Input for this task ::
>> BEGIN

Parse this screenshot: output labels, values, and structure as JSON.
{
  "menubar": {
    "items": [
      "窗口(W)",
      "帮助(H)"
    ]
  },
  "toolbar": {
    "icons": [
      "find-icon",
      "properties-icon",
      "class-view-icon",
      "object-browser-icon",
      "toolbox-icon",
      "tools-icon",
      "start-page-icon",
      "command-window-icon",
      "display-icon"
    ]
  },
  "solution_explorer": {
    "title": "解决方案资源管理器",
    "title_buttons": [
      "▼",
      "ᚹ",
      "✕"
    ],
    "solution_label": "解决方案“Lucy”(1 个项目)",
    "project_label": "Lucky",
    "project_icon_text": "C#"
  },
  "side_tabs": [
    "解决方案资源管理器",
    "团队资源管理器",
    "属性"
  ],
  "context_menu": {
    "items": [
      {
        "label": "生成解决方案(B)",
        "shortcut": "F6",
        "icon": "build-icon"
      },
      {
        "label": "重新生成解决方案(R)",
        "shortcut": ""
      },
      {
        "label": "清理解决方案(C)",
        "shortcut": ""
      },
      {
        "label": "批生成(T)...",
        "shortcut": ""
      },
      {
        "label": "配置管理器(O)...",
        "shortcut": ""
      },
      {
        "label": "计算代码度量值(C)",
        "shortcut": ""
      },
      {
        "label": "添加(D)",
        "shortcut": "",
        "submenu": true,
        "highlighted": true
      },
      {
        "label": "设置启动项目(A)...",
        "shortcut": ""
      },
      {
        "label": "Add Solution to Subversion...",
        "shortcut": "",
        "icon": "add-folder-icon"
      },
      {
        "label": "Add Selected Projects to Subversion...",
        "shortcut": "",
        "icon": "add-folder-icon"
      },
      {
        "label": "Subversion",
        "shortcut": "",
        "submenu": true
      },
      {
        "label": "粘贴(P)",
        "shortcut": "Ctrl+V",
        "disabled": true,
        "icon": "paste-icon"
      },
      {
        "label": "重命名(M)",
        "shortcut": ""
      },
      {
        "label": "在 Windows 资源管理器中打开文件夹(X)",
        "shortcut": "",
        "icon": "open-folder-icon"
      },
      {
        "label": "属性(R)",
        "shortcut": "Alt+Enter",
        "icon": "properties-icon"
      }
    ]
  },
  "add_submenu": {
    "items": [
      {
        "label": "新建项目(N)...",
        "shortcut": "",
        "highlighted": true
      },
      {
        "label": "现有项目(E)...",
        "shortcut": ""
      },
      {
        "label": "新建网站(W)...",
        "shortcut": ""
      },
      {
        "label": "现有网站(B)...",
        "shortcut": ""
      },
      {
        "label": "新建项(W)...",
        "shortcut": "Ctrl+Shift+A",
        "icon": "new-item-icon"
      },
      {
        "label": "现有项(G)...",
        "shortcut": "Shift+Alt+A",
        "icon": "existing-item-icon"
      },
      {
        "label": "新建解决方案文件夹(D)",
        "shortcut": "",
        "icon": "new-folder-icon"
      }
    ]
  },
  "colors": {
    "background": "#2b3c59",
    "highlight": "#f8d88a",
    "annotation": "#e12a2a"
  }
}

>> END

Required work ::
How many lines of these entries hold the string "Shift"? Answer with the number alone.

Task output ::
2